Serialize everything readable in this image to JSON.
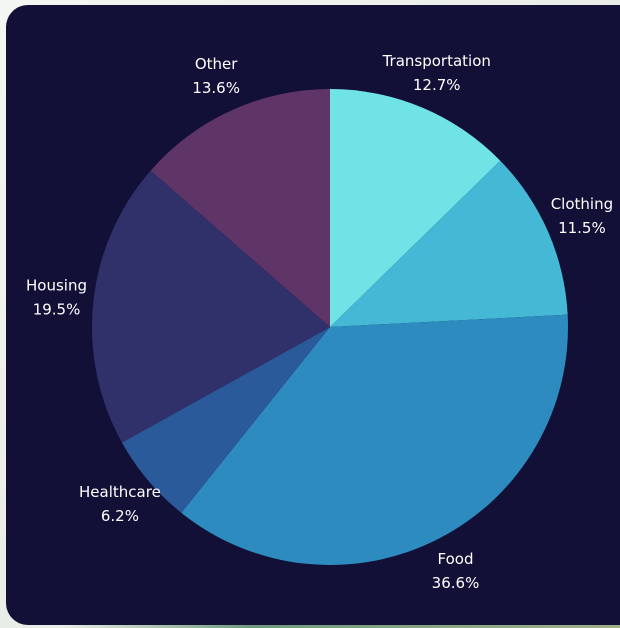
{
  "chart_data": {
    "type": "pie",
    "categories": [
      "Transportation",
      "Clothing",
      "Food",
      "Healthcare",
      "Housing",
      "Other"
    ],
    "values": [
      12.7,
      11.5,
      36.6,
      6.2,
      19.5,
      13.6
    ],
    "value_labels": [
      "12.7%",
      "11.5%",
      "36.6%",
      "6.2%",
      "19.5%",
      "13.6%"
    ],
    "colors": [
      "#6fe3e6",
      "#45b8d6",
      "#2e8bbf",
      "#2a5a9a",
      "#30306a",
      "#5e3566"
    ]
  }
}
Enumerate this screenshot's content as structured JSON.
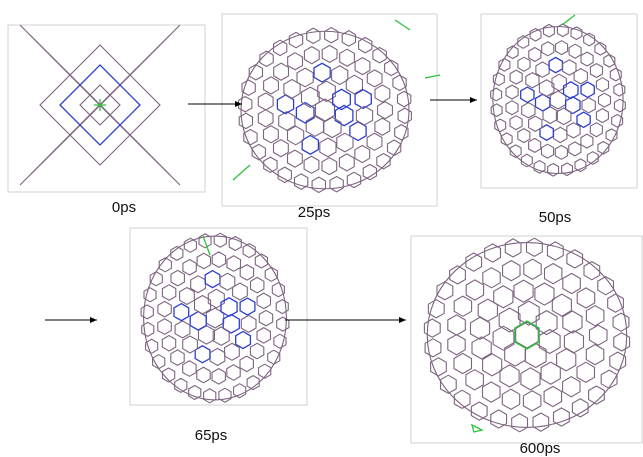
{
  "panels": [
    {
      "label": "0ps"
    },
    {
      "label": "25ps"
    },
    {
      "label": "50ps"
    },
    {
      "label": "65ps"
    },
    {
      "label": "600ps"
    }
  ]
}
· · · · · · ·
■ EXERCISE DIRECTIONS: Output every entry verbatim. Pictures do not belong in the copy.

■ SOLUTION TO THE EXERCISE:
Serialize everything readable in this image to JSON.
{
  "chart_data": {
    "type": "pie",
    "categories": [
      "Transportation",
      "Clothing",
      "Food",
      "Healthcare",
      "Housing",
      "Other"
    ],
    "values": [
      12.7,
      11.5,
      36.6,
      6.2,
      19.5,
      13.6
    ],
    "value_labels": [
      "12.7%",
      "11.5%",
      "36.6%",
      "6.2%",
      "19.5%",
      "13.6%"
    ],
    "colors": [
      "#6fe3e6",
      "#45b8d6",
      "#2e8bbf",
      "#2a5a9a",
      "#30306a",
      "#5e3566"
    ]
  }
}
Enumerate this screenshot's content as structured JSON.
{
  "panels": [
    {
      "label": "0ps"
    },
    {
      "label": "25ps"
    },
    {
      "label": "50ps"
    },
    {
      "label": "65ps"
    },
    {
      "label": "600ps"
    }
  ]
}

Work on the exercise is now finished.